Directions for this task:
Rewrite the rows below from the first one through the line containing "In the image", inclusive, replacing every "scatter-point" with "data-point" and leaving everything else unchanged. Leave the pictures out.

Extracted records:
--*--
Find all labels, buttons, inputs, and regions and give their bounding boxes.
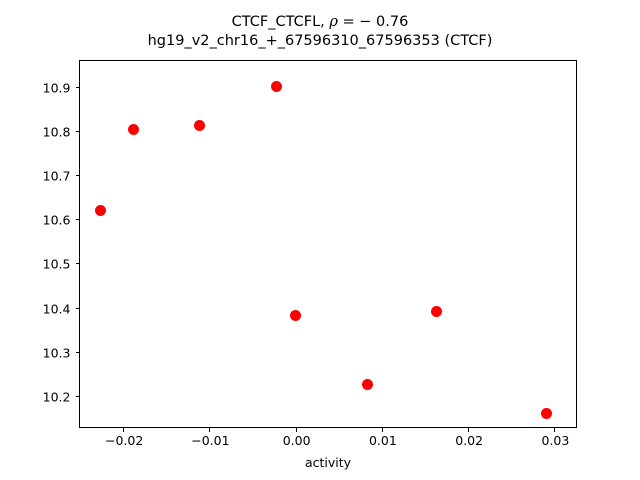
x-axis-tick: −0.01 [191,427,230,448]
y-axis-tick-label: 10.8 [42,124,71,140]
scatter-point [127,124,139,136]
plot-area [80,61,576,427]
chart-title: CTCF_CTCFL, ρ = − 0.76 hg19_v2_chr16_+_6… [0,13,640,51]
x-axis-tick: 0.01 [369,427,397,448]
scatter-point [290,310,302,322]
rho-symbol: ρ [329,14,338,30]
x-axis-tick: −0.02 [105,427,143,448]
x-axis-tick-label: 0.02 [455,433,484,448]
scatter-point [361,378,373,390]
y-axis-tick: 10.4 [43,301,80,316]
y-axis-tick-label: 10.2 [42,389,71,405]
y-axis-tick: 10.8 [43,124,80,139]
x-axis-tick: 0.02 [455,427,483,448]
scatter-point [430,305,442,317]
y-axis-tick: 10.2 [43,390,80,405]
y-axis-tick-label: 10.3 [42,345,71,361]
y-axis-tick-label: 10.5 [42,256,71,272]
x-axis-tick-label: −0.01 [191,433,230,448]
y-axis-tick: 10.7 [43,169,80,184]
y-axis-tick-label: 10.6 [42,212,71,228]
y-axis-tick-label: 10.9 [42,80,71,96]
y-axis-tick: 10.5 [43,257,80,272]
y-axis-tick: 10.3 [43,345,80,360]
x-axis-tick-label: −0.02 [104,433,144,448]
y-axis-tick: 10.6 [43,213,80,228]
x-axis-tick-label: 0.00 [282,433,311,448]
x-axis-tick-label: 0.03 [541,433,570,448]
y-axis-tick: 10.9 [43,80,80,95]
x-axis-tick: 0.00 [283,427,311,448]
x-axis-tick-label: 0.01 [368,433,397,448]
scatter-point [541,408,553,420]
scatter-point [95,204,107,216]
x-axis-label: activity [304,455,352,470]
scatter-point [194,120,206,132]
x-axis-tick: 0.03 [542,427,569,448]
plot-axes-frame: 10.2 10.3 10.4 10.5 10.6 10.7 10.8 10.9 −0.02 −0.… [43,60,577,448]
y-axis-tick-label: 10.7 [42,168,71,184]
scatter-point [271,81,283,93]
chart-title-line-1: CTCF_CTCFL, ρ = − 0.76 [231,14,409,30]
chart-title-line-2: hg19_v2_chr16_+_67596310_67596353 (CTCF) [147,33,493,49]
y-axis-tick-label: 10.4 [42,301,71,317]
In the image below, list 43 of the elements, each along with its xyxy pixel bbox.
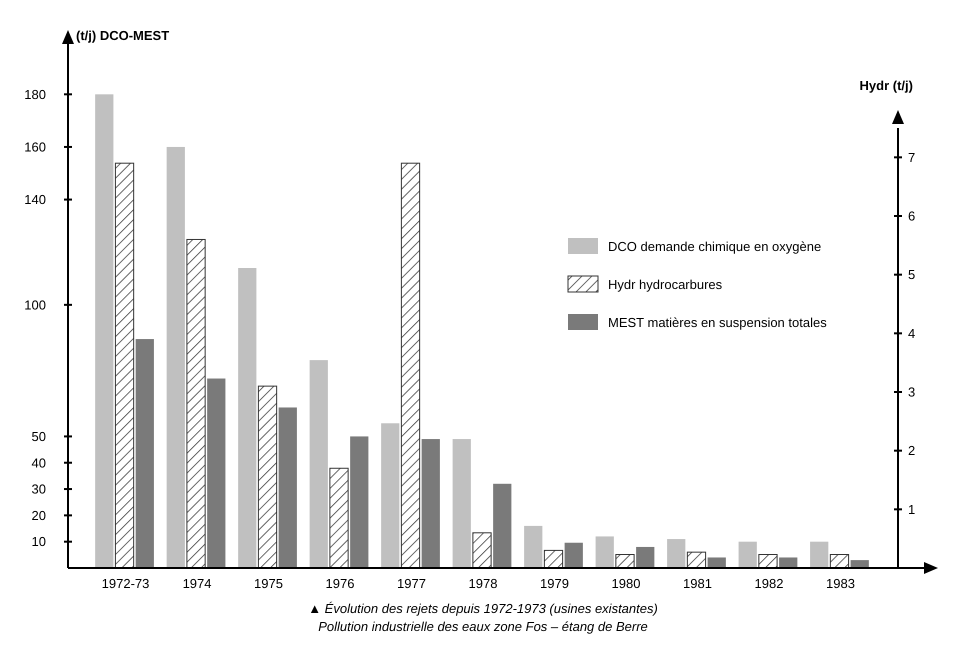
y2-tick-label: 5	[908, 267, 916, 282]
y2-tick-label: 6	[908, 208, 916, 224]
y-tick-label: 160	[24, 139, 46, 154]
x-tick-label: 1976	[326, 576, 354, 591]
y-tick-label: 140	[24, 192, 46, 208]
text: Pollution industrielle des eaux zone Fos – étang de Berre	[318, 619, 648, 634]
bar	[493, 484, 512, 568]
y-tick-label: 10	[32, 534, 46, 550]
bar	[738, 542, 757, 568]
y2-axis-title: Hydr (t/j)	[860, 78, 913, 93]
bar	[524, 526, 542, 568]
x-tick-label: 1981	[683, 576, 712, 591]
x-tick-label: 1977	[397, 576, 426, 591]
y2-tick-label: 3	[908, 384, 916, 400]
x-tick-label: 1978	[468, 576, 498, 591]
y-tick-label: 50	[32, 428, 46, 444]
bar	[596, 536, 614, 568]
bar	[400, 162, 420, 568]
text: ▲ Évolution des rejets depuis 1972-1973 (usines existantes)	[308, 601, 658, 616]
y-tick-label: 180	[24, 86, 46, 102]
x-tick-label: 1975	[254, 576, 283, 591]
y2-tick-label: 1	[908, 502, 916, 517]
legend-label: DCO demande chimique en oxygène	[608, 239, 822, 254]
x-tick-label: 1979	[540, 576, 569, 591]
bar	[310, 360, 328, 568]
x-tick-label: 1980	[612, 576, 640, 591]
y-tick-label: 30	[32, 482, 46, 497]
y2-tick-label: 2	[908, 443, 916, 458]
legend-label: Hydr hydrocarbures	[608, 277, 723, 292]
legend-label: MEST matières en suspension totales	[608, 315, 828, 330]
x-tick-label: 1983	[826, 576, 855, 591]
y-tick-label: 20	[32, 508, 46, 523]
y-tick-label: 100	[24, 297, 46, 312]
x-tick-label: 1974	[182, 576, 212, 591]
y2-tick-label: 7	[908, 150, 916, 165]
y2-tick-label: 4	[908, 326, 916, 341]
bar	[810, 542, 828, 568]
y-tick-label: 40	[32, 455, 46, 470]
x-tick-label: 1972-73	[102, 576, 150, 591]
y-axis-title: (t/j) DCO-MEST	[76, 28, 170, 43]
x-tick-label: 1982	[754, 576, 784, 591]
bar	[452, 439, 471, 568]
bar	[422, 439, 440, 568]
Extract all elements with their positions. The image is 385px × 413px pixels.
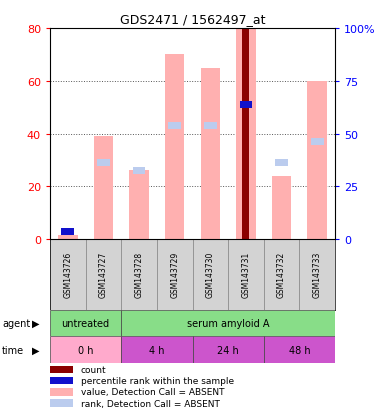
Text: serum amyloid A: serum amyloid A: [187, 318, 270, 328]
Bar: [168, 123, 181, 130]
Bar: [121, 337, 192, 363]
Bar: [50, 310, 121, 337]
Bar: [165, 55, 184, 240]
Text: untreated: untreated: [62, 318, 110, 328]
Text: GSM143728: GSM143728: [135, 252, 144, 298]
Text: GSM143727: GSM143727: [99, 252, 108, 298]
Bar: [97, 160, 110, 166]
Bar: [239, 102, 252, 109]
Text: GSM143730: GSM143730: [206, 252, 215, 298]
Text: value, Detection Call = ABSENT: value, Detection Call = ABSENT: [81, 387, 224, 396]
Bar: [62, 228, 74, 235]
Text: 0 h: 0 h: [78, 345, 94, 355]
Text: ▶: ▶: [32, 318, 39, 328]
Bar: [228, 240, 264, 310]
Text: 24 h: 24 h: [217, 345, 239, 355]
Bar: [311, 139, 323, 145]
Text: GSM143729: GSM143729: [170, 252, 179, 298]
Bar: [85, 240, 121, 310]
Text: time: time: [2, 345, 24, 355]
Bar: [192, 337, 264, 363]
Bar: [62, 228, 74, 235]
Text: GSM143726: GSM143726: [64, 252, 72, 298]
Text: GSM143732: GSM143732: [277, 252, 286, 298]
Bar: [58, 235, 78, 240]
Bar: [264, 240, 300, 310]
Bar: [243, 29, 249, 240]
Text: count: count: [81, 365, 107, 374]
Bar: [50, 240, 85, 310]
Bar: [50, 337, 121, 363]
Title: GDS2471 / 1562497_at: GDS2471 / 1562497_at: [120, 13, 265, 26]
Bar: [204, 123, 217, 130]
Bar: [272, 176, 291, 240]
Text: percentile rank within the sample: percentile rank within the sample: [81, 376, 234, 385]
Bar: [300, 240, 335, 310]
Bar: [129, 171, 149, 240]
Text: 4 h: 4 h: [149, 345, 165, 355]
Text: ▶: ▶: [32, 345, 39, 355]
Bar: [236, 29, 256, 240]
Bar: [121, 240, 157, 310]
Bar: [275, 160, 288, 166]
Bar: [133, 168, 146, 174]
Bar: [201, 69, 220, 240]
Bar: [239, 102, 252, 109]
Text: rank, Detection Call = ABSENT: rank, Detection Call = ABSENT: [81, 399, 220, 408]
Text: 48 h: 48 h: [288, 345, 310, 355]
Bar: [307, 82, 327, 240]
Bar: [157, 240, 192, 310]
Bar: [94, 137, 113, 240]
Text: agent: agent: [2, 318, 30, 328]
Text: GSM143731: GSM143731: [241, 252, 250, 298]
Text: GSM143733: GSM143733: [313, 252, 321, 298]
Bar: [264, 337, 335, 363]
Bar: [121, 310, 335, 337]
Bar: [192, 240, 228, 310]
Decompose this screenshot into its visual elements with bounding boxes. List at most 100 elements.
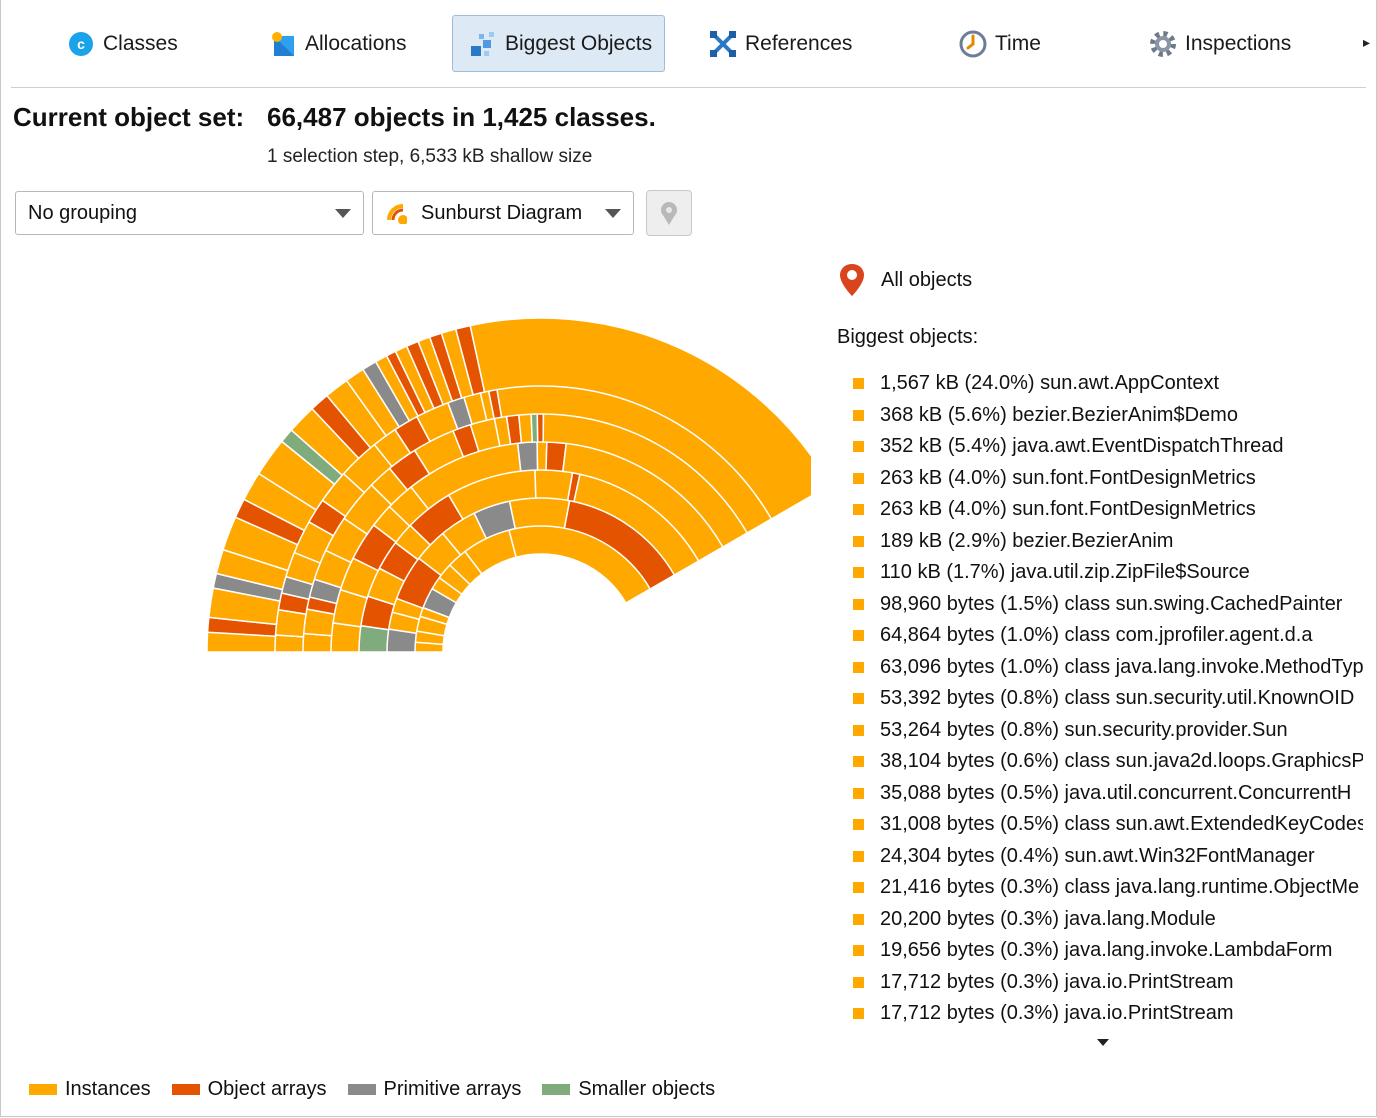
item-color-marker (853, 567, 864, 579)
item-color-marker (853, 598, 864, 610)
tab-label: Allocations (305, 31, 407, 55)
biggest-object-item[interactable]: 17,712 bytes (0.3%) java.io.PrintStream (853, 967, 1363, 999)
classes-icon: c (67, 30, 95, 58)
biggest-object-item[interactable]: 24,304 bytes (0.4%) sun.awt.Win32FontMan… (853, 841, 1363, 873)
item-color-marker (853, 819, 864, 831)
biggest-object-item[interactable]: 189 kB (2.9%) bezier.BezierAnim (853, 526, 1363, 558)
item-color-marker (853, 787, 864, 799)
legend-item: Primitive arrays (347, 1078, 521, 1101)
biggest-object-label: 31,008 bytes (0.5%) class sun.awt.Extend… (880, 813, 1363, 836)
tab-label: Time (995, 31, 1041, 55)
biggest-objects-title: Biggest objects: (837, 326, 979, 348)
tab-label: Classes (103, 31, 178, 55)
biggest-object-item[interactable]: 110 kB (1.7%) java.util.zip.ZipFile$Sour… (853, 557, 1363, 589)
biggest-object-item[interactable]: 352 kB (5.4%) java.awt.EventDispatchThre… (853, 431, 1363, 463)
biggest-object-label: 17,712 bytes (0.3%) java.io.PrintStream (880, 970, 1234, 993)
biggest-object-label: 1,567 kB (24.0%) sun.awt.AppContext (880, 372, 1220, 395)
biggest-object-item[interactable]: 53,264 bytes (0.8%) sun.security.provide… (853, 715, 1363, 747)
item-color-marker (853, 724, 864, 736)
tab-bar: c Classes Allocations Biggest Objects Re… (11, 0, 1370, 88)
location-pin-icon (837, 262, 867, 298)
legend-label: Object arrays (207, 1078, 327, 1100)
biggest-object-item[interactable]: 98,960 bytes (1.5%) class sun.swing.Cach… (853, 589, 1363, 621)
biggest-object-label: 20,200 bytes (0.3%) java.lang.Module (880, 907, 1216, 930)
legend-swatch (29, 1084, 57, 1095)
tab-label: Inspections (1185, 31, 1292, 55)
references-icon (709, 30, 737, 58)
biggest-object-item[interactable]: 53,392 bytes (0.8%) class sun.security.u… (853, 683, 1363, 715)
item-color-marker (853, 1008, 864, 1020)
item-color-marker (853, 630, 864, 642)
biggest-object-item[interactable]: 368 kB (5.6%) bezier.BezierAnim$Demo (853, 400, 1363, 432)
biggest-object-item[interactable]: 35,088 bytes (0.5%) java.util.concurrent… (853, 778, 1363, 810)
view-mode-select-value: Sunburst Diagram (421, 201, 583, 224)
svg-text:c: c (77, 36, 85, 52)
biggest-object-item[interactable]: 64,864 bytes (1.0%) class com.jprofiler.… (853, 620, 1363, 652)
biggest-object-item[interactable]: 263 kB (4.0%) sun.font.FontDesignMetrics (853, 463, 1363, 495)
biggest-object-label: 352 kB (5.4%) java.awt.EventDispatchThre… (880, 435, 1284, 458)
tab-inspections[interactable]: Inspections (1149, 15, 1291, 72)
sunburst-icon (385, 202, 408, 225)
chevron-down-icon (605, 209, 621, 218)
tab-classes[interactable]: c Classes (67, 15, 178, 72)
biggest-objects-list: 1,567 kB (24.0%) sun.awt.AppContext 368 k… (853, 368, 1363, 1030)
legend: Instances Object arrays Primitive arrays Sm… (29, 1078, 736, 1101)
biggest-object-item[interactable]: 17,712 bytes (0.3%) java.io.PrintStream (853, 998, 1363, 1030)
biggest-object-label: 368 kB (5.6%) bezier.BezierAnim$Demo (880, 403, 1238, 426)
allocations-icon (269, 30, 297, 58)
time-icon (959, 30, 987, 58)
item-color-marker (853, 945, 864, 957)
item-color-marker (853, 441, 864, 453)
pin-button[interactable] (646, 190, 692, 236)
view-mode-select[interactable]: Sunburst Diagram (372, 191, 634, 235)
item-color-marker (853, 756, 864, 768)
tab-references[interactable]: References (709, 15, 852, 72)
tab-time[interactable]: Time (959, 15, 1041, 72)
biggest-object-item[interactable]: 263 kB (4.0%) sun.font.FontDesignMetrics (853, 494, 1363, 526)
legend-item: Object arrays (171, 1078, 327, 1101)
legend-swatch (542, 1084, 571, 1095)
biggest-object-label: 63,096 bytes (1.0%) class java.lang.invo… (880, 655, 1363, 678)
grouping-select-value: No grouping (28, 201, 137, 224)
biggest-object-label: 24,304 bytes (0.4%) sun.awt.Win32FontMan… (880, 844, 1315, 867)
biggest-object-label: 53,392 bytes (0.8%) class sun.security.u… (880, 687, 1355, 710)
biggest-object-item[interactable]: 31,008 bytes (0.5%) class sun.awt.Extend… (853, 809, 1363, 841)
scroll-down-arrow-icon[interactable] (1097, 1039, 1109, 1046)
item-color-marker (853, 504, 864, 516)
biggest-object-label: 189 kB (2.9%) bezier.BezierAnim (880, 529, 1174, 552)
tab-allocations[interactable]: Allocations (269, 15, 407, 72)
biggest-object-item[interactable]: 19,656 bytes (0.3%) java.lang.invoke.Lam… (853, 935, 1363, 967)
grouping-select[interactable]: No grouping (15, 191, 364, 235)
biggest-object-item[interactable]: 1,567 kB (24.0%) sun.awt.AppContext (853, 368, 1363, 400)
tab-label: References (745, 31, 853, 55)
sunburst-segment[interactable] (469, 317, 811, 521)
biggest-object-item[interactable]: 63,096 bytes (1.0%) class java.lang.invo… (853, 652, 1363, 684)
biggest-objects-icon (469, 30, 497, 58)
biggest-object-item[interactable]: 21,416 bytes (0.3%) class java.lang.runt… (853, 872, 1363, 904)
biggest-object-item[interactable]: 20,200 bytes (0.3%) java.lang.Module (853, 904, 1363, 936)
pin-icon (661, 202, 677, 225)
item-color-marker (853, 535, 864, 547)
legend-swatch (347, 1084, 376, 1095)
biggest-object-label: 263 kB (4.0%) sun.font.FontDesignMetrics (880, 498, 1256, 521)
item-color-marker (853, 976, 864, 988)
selection-summary: 1 selection step, 6,533 kB shallow size (267, 146, 593, 167)
biggest-object-label: 21,416 bytes (0.3%) class java.lang.runt… (880, 876, 1360, 899)
sunburst-diagram[interactable] (1, 240, 811, 960)
current-object-set-label: Current object set: (13, 102, 245, 132)
tab-biggest-objects[interactable]: Biggest Objects (452, 15, 665, 72)
legend-item: Smaller objects (542, 1078, 715, 1101)
all-objects-link[interactable]: All objects (837, 262, 972, 298)
biggest-object-label: 17,712 bytes (0.3%) java.io.PrintStream (880, 1002, 1234, 1025)
item-color-marker (853, 882, 864, 894)
biggest-object-item[interactable]: 38,104 bytes (0.6%) class sun.java2d.loo… (853, 746, 1363, 778)
item-color-marker (853, 661, 864, 673)
legend-item: Instances (29, 1078, 151, 1101)
item-color-marker (853, 913, 864, 925)
more-tabs-arrow-icon[interactable]: ▸ (1363, 34, 1371, 50)
biggest-object-label: 110 kB (1.7%) java.util.zip.ZipFile$Sour… (880, 561, 1250, 584)
item-color-marker (853, 409, 864, 421)
biggest-object-label: 19,656 bytes (0.3%) java.lang.invoke.Lam… (880, 939, 1333, 962)
biggest-object-label: 263 kB (4.0%) sun.font.FontDesignMetrics (880, 466, 1256, 489)
tab-label: Biggest Objects (505, 31, 653, 55)
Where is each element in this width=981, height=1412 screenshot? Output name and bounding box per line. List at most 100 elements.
--*--
Solution to this task:
Find all labels, buttons, inputs, and regions and give their bounding boxes.
x-axis-tick: −0.01 [191,427,230,448]
y-axis-tick-label: 10.8 [42,124,71,140]
data-point [127,124,139,136]
plot-area [80,61,576,427]
chart-title: CTCF_CTCFL, ρ = − 0.76 hg19_v2_chr16_+_6… [0,13,640,51]
x-axis-tick: 0.01 [369,427,397,448]
data-point [290,310,302,322]
rho-symbol: ρ [329,14,338,30]
x-axis-tick: −0.02 [105,427,143,448]
x-axis-tick-label: 0.02 [455,433,484,448]
data-point [361,378,373,390]
y-axis-tick: 10.4 [43,301,80,316]
y-axis-tick-label: 10.2 [42,389,71,405]
y-axis-tick: 10.8 [43,124,80,139]
x-axis-tick: 0.02 [455,427,483,448]
data-point [430,305,442,317]
y-axis-tick: 10.2 [43,390,80,405]
y-axis-tick-label: 10.3 [42,345,71,361]
y-axis-tick-label: 10.5 [42,256,71,272]
x-axis-tick-label: −0.01 [191,433,230,448]
y-axis-tick: 10.7 [43,169,80,184]
y-axis-tick-label: 10.6 [42,212,71,228]
y-axis-tick-label: 10.9 [42,80,71,96]
y-axis-tick: 10.5 [43,257,80,272]
y-axis-tick: 10.3 [43,345,80,360]
x-axis-tick-label: −0.02 [104,433,144,448]
y-axis-tick: 10.6 [43,213,80,228]
x-axis-tick-label: 0.00 [282,433,311,448]
x-axis-tick-label: 0.03 [541,433,570,448]
y-axis-tick: 10.9 [43,80,80,95]
x-axis-tick: 0.00 [283,427,311,448]
x-axis-tick-label: 0.01 [368,433,397,448]
data-point [541,408,553,420]
data-point [95,204,107,216]
x-axis-label: activity [304,455,352,470]
data-point [194,120,206,132]
x-axis-tick: 0.03 [542,427,569,448]
plot-axes-frame: 10.2 10.3 10.4 10.5 10.6 10.7 10.8 10.9 −0.02 −0.… [43,60,577,448]
y-axis-tick-label: 10.7 [42,168,71,184]
data-point [271,81,283,93]
chart-title-line-1: CTCF_CTCFL, ρ = − 0.76 [231,14,409,30]
chart-title-line-2: hg19_v2_chr16_+_67596310_67596353 (CTCF) [147,33,493,49]
y-axis-tick-label: 10.4 [42,301,71,317]
In the image below, list 43 of the elements, each along with its xyxy pixel bbox.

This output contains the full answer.